Copy out the lines below word for word, from the line containing "y-tick-label: 0.25 — [56, 48, 84, 64]" through the line containing "x-tick-label: 5 — [197, 427, 206, 443]", with both of those lines included.

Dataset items
┌────────

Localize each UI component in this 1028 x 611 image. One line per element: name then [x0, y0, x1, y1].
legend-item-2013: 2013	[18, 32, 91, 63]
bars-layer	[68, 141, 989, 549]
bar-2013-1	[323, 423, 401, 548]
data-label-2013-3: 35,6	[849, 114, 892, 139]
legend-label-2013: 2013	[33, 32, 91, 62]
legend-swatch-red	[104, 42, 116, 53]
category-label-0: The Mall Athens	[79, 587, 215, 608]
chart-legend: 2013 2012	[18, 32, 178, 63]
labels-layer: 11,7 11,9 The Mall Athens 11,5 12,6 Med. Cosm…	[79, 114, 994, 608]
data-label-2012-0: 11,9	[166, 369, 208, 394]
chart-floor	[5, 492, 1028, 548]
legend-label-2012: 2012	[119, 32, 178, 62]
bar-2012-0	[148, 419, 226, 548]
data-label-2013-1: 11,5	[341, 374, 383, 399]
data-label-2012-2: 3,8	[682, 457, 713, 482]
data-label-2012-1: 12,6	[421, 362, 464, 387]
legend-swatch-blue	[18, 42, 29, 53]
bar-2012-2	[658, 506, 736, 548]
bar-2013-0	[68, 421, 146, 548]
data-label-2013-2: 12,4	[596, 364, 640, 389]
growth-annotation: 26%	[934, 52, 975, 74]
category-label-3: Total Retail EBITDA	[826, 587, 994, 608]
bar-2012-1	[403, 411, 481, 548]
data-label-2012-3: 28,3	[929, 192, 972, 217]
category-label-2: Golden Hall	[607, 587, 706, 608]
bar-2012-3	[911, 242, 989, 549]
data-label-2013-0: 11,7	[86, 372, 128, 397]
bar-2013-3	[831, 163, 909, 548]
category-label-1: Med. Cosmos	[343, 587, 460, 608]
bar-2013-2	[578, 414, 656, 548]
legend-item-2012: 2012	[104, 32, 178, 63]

└────────
┌────────

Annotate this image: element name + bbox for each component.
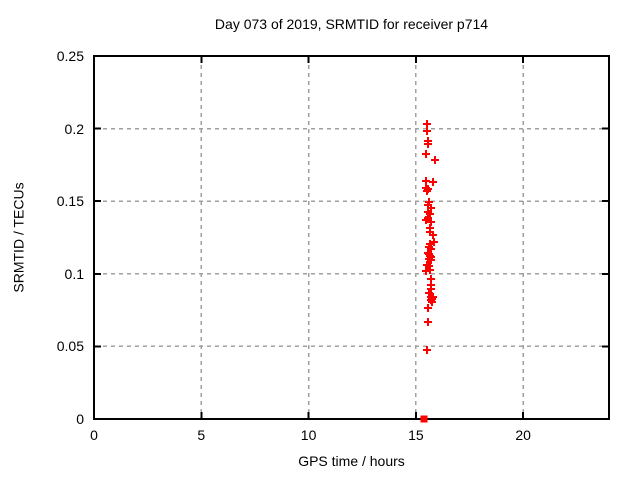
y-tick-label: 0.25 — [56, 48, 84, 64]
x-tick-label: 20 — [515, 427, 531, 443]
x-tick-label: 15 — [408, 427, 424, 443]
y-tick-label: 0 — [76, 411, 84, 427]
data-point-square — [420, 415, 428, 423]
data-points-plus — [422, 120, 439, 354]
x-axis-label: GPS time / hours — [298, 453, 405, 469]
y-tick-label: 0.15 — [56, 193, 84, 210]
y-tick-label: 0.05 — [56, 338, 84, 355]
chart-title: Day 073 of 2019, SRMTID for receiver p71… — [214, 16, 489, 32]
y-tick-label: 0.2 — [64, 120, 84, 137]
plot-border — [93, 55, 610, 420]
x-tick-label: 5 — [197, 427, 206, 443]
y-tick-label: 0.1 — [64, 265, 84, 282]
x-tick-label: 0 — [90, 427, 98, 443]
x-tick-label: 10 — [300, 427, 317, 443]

└────────

=== The output ===
y-tick-label: 0.25 — [56, 48, 84, 64]
x-tick-label: 20 — [515, 427, 531, 443]
x-tick-label: 15 — [408, 427, 424, 443]
y-tick-label: 0 — [76, 411, 84, 427]
data-point-square — [420, 415, 428, 423]
data-points-plus — [422, 120, 439, 354]
x-axis-label: GPS time / hours — [298, 453, 405, 469]
y-tick-label: 0.15 — [56, 193, 84, 210]
y-tick-label: 0.05 — [56, 338, 84, 355]
chart-title: Day 073 of 2019, SRMTID for receiver p71… — [214, 16, 489, 32]
y-tick-label: 0.2 — [64, 120, 84, 137]
plot-border — [93, 55, 610, 420]
x-tick-label: 5 — [197, 427, 206, 443]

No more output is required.